- INSTRUCTIONS FOR THE TASK
List each line of the data that holds the string "this".

=== DATASET ===

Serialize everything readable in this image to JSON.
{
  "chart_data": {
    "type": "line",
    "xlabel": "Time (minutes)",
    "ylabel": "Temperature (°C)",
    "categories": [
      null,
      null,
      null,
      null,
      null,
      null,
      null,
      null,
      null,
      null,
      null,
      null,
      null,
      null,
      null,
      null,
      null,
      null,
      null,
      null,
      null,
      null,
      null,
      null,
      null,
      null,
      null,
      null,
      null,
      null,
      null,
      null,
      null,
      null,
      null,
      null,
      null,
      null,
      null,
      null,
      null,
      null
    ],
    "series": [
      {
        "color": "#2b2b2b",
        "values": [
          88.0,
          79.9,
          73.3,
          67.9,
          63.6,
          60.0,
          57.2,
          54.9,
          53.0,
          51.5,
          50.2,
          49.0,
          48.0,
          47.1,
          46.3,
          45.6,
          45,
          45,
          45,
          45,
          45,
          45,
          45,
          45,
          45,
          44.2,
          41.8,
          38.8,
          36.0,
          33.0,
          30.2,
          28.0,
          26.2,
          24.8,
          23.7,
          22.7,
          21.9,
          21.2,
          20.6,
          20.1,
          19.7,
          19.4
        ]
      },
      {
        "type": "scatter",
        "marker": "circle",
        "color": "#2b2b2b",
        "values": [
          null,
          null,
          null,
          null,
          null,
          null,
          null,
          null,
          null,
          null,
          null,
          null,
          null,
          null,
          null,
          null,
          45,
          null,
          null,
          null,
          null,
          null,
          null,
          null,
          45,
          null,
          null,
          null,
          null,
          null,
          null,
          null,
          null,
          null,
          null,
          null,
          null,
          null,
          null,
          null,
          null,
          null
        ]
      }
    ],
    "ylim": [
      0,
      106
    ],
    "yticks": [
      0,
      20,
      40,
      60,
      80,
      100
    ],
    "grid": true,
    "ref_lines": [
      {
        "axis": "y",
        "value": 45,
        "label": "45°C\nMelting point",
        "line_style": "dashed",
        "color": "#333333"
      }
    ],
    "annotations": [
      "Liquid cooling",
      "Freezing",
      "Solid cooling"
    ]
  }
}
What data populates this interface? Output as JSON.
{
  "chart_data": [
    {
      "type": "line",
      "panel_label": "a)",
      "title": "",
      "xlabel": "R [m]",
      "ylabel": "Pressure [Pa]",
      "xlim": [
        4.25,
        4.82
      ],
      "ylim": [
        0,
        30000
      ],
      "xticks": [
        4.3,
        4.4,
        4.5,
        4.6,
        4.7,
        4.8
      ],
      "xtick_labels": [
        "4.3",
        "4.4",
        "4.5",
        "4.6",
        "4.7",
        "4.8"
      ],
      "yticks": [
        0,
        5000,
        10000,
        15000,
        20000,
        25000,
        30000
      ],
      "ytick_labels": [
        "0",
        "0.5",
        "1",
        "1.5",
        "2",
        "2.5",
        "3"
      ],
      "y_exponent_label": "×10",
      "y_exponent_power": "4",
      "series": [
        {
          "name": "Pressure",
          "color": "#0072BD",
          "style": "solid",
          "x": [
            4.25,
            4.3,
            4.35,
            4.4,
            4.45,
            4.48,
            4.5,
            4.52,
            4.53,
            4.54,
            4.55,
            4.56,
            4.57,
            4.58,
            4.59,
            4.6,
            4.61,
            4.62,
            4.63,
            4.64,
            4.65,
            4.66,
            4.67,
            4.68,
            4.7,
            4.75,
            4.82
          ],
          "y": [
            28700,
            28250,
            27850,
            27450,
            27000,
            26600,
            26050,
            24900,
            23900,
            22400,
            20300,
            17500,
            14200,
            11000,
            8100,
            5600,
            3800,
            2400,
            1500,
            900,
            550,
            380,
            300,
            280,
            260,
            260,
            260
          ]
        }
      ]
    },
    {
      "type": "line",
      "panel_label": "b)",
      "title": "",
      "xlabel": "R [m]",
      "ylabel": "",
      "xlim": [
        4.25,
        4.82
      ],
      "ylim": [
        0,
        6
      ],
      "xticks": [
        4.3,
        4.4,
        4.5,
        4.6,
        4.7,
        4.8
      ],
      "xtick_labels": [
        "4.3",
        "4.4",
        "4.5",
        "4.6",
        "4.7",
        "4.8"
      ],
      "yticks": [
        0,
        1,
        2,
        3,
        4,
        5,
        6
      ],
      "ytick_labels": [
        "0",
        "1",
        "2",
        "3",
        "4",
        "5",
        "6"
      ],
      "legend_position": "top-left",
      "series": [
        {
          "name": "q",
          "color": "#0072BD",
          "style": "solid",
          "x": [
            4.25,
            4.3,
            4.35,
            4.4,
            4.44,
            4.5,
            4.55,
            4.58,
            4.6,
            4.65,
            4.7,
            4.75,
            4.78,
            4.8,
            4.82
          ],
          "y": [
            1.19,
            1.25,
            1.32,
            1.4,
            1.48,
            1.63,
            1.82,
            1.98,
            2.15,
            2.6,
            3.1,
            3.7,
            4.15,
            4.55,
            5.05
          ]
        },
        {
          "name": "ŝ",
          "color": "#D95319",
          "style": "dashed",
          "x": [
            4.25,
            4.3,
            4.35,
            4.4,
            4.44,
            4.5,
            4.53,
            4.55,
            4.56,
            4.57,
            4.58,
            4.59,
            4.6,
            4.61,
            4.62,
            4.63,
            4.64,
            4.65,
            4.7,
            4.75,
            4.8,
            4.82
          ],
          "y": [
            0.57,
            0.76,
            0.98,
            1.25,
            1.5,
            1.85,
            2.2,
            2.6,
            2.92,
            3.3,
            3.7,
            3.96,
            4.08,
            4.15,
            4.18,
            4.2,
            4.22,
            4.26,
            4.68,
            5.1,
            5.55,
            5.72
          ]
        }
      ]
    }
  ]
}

===

- FINAL RESULT
Serialize everything readable in this image to JSON.
What data populates this interface? Output as JSON.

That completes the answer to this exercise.